• Extracted records:
+ + +

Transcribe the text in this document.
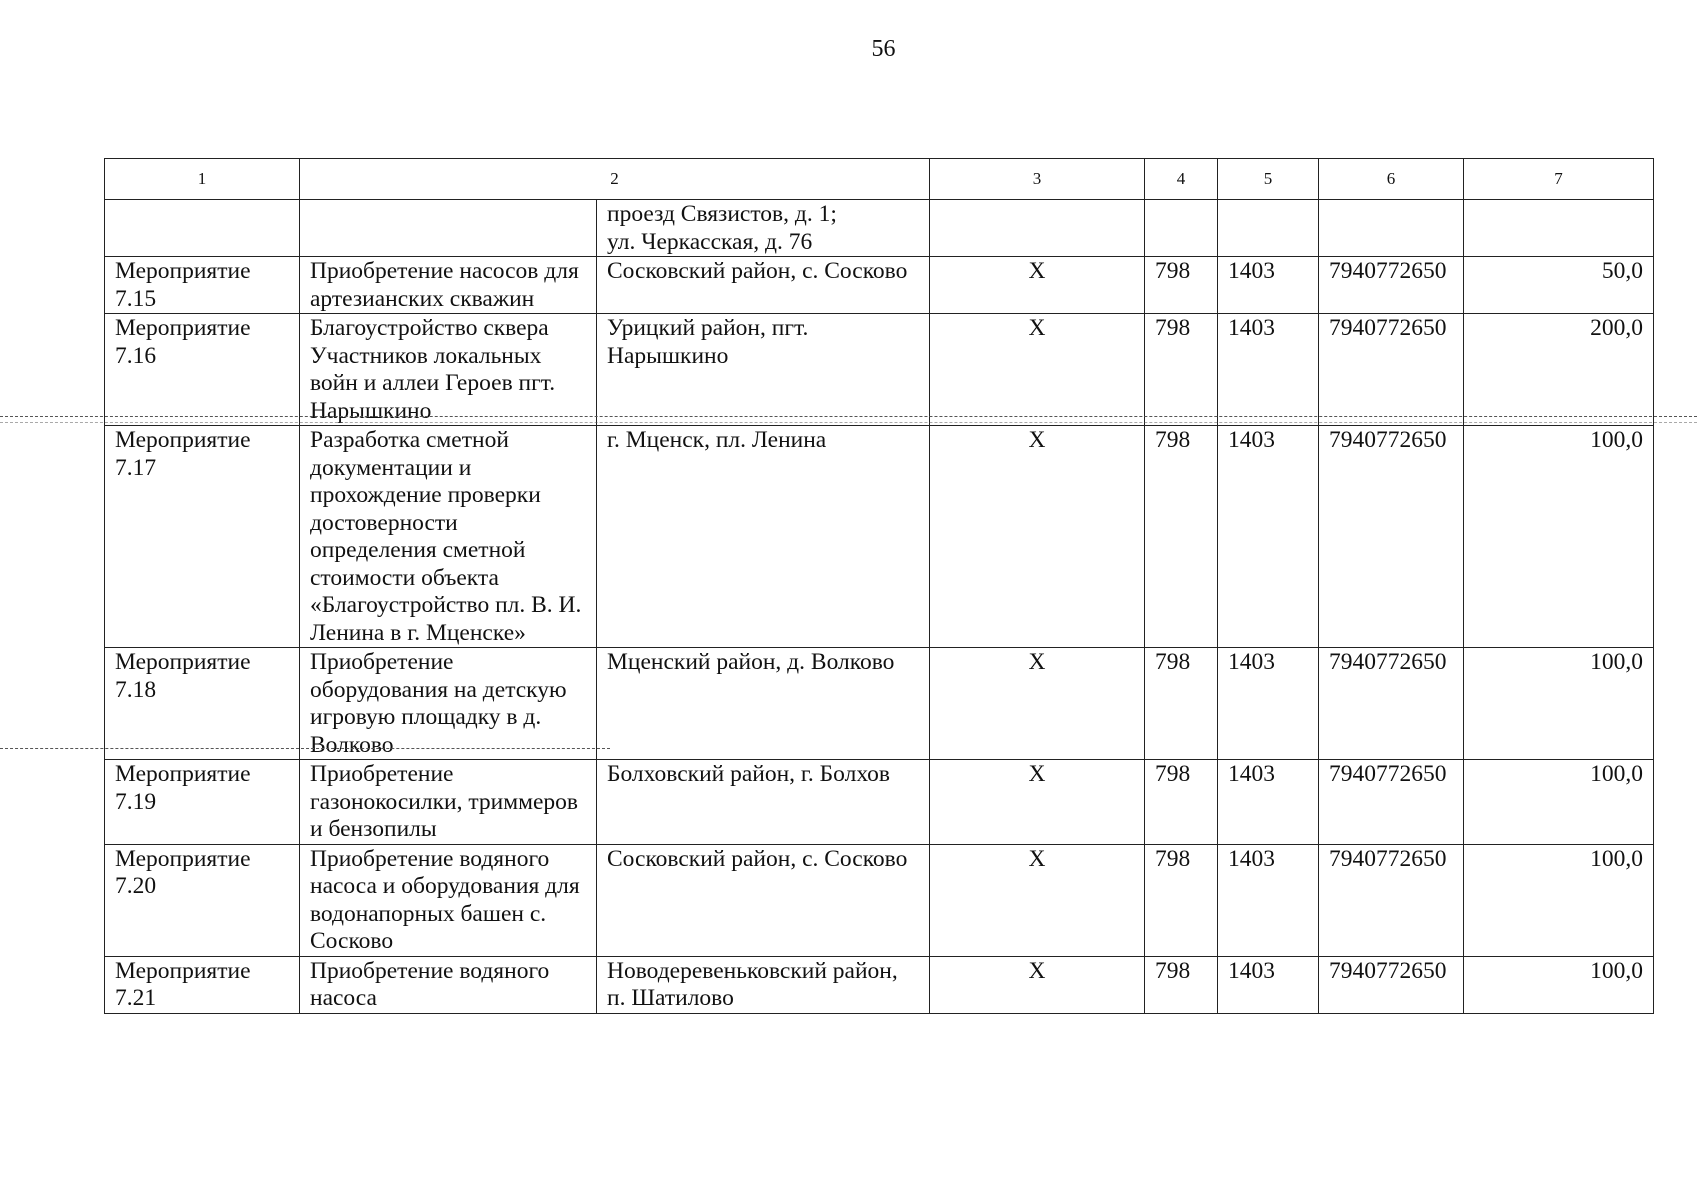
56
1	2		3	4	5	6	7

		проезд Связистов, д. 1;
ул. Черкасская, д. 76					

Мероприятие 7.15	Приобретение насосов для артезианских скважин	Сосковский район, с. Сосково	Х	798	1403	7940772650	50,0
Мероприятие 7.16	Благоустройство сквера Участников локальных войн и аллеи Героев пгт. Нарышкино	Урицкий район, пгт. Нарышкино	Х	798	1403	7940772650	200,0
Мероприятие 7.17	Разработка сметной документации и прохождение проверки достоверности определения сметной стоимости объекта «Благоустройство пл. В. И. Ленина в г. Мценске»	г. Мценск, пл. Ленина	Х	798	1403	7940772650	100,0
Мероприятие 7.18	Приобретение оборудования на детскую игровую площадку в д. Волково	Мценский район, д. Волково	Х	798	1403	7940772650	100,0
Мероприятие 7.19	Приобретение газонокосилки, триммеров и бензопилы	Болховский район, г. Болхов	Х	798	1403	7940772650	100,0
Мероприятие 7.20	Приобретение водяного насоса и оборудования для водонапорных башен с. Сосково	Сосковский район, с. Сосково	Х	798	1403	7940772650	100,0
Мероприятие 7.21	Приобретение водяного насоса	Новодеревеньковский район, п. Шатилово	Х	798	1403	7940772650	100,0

+ + +

• PROBLEM DESCRIPTION: Reproduce all the entries that precede this task, word for word, minus any pictures.

• ANSWER BELOW:
Transcribe the text in this document.
56
1	2		3	4	5	6	7

		проезд Связистов, д. 1;
ул. Черкасская, д. 76					

Мероприятие 7.15	Приобретение насосов для артезианских скважин	Сосковский район, с. Сосково	Х	798	1403	7940772650	50,0
Мероприятие 7.16	Благоустройство сквера Участников локальных войн и аллеи Героев пгт. Нарышкино	Урицкий район, пгт. Нарышкино	Х	798	1403	7940772650	200,0
Мероприятие 7.17	Разработка сметной документации и прохождение проверки достоверности определения сметной стоимости объекта «Благоустройство пл. В. И. Ленина в г. Мценске»	г. Мценск, пл. Ленина	Х	798	1403	7940772650	100,0
Мероприятие 7.18	Приобретение оборудования на детскую игровую площадку в д. Волково	Мценский район, д. Волково	Х	798	1403	7940772650	100,0
Мероприятие 7.19	Приобретение газонокосилки, триммеров и бензопилы	Болховский район, г. Болхов	Х	798	1403	7940772650	100,0
Мероприятие 7.20	Приобретение водяного насоса и оборудования для водонапорных башен с. Сосково	Сосковский район, с. Сосково	Х	798	1403	7940772650	100,0
Мероприятие 7.21	Приобретение водяного насоса	Новодеревеньковский район, п. Шатилово	Х	798	1403	7940772650	100,0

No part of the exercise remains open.